◆ **Task requirements**
Collect from the data below each line with "Manfred".

══════════════════════════════

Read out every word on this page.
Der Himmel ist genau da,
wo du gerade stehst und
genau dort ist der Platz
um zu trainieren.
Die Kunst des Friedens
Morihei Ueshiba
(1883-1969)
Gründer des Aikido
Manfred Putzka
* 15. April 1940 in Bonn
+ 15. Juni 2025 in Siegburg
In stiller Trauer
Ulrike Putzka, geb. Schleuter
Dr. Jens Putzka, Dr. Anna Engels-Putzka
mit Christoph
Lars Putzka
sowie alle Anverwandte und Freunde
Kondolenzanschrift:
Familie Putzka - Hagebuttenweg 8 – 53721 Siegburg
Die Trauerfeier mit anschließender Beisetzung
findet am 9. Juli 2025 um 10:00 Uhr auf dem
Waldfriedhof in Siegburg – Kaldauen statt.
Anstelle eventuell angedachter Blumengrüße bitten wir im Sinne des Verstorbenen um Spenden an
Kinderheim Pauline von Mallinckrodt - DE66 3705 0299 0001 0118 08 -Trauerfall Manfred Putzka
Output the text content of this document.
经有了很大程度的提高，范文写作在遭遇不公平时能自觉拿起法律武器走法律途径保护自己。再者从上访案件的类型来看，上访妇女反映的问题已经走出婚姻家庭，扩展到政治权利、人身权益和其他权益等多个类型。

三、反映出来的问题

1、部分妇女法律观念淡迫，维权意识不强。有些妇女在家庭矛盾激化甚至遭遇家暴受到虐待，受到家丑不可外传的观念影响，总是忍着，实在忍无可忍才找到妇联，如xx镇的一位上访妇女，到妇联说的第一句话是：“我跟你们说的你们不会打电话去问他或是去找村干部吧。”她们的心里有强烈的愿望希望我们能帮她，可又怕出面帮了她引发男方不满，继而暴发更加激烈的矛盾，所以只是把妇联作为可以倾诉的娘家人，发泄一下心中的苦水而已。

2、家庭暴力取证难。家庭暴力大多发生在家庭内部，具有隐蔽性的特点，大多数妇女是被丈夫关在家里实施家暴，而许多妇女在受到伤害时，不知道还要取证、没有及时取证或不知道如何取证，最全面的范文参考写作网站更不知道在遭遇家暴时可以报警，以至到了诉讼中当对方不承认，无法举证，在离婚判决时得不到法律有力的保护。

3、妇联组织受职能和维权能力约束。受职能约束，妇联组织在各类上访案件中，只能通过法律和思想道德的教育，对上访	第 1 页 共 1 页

══════════════════════════════

◆ **Solved problem**
Manfred Putzka
Kinderheim Pauline von Mallinckrodt - DE66 3705 0299 0001 0118 08 -Trauerfall Manfred Putzka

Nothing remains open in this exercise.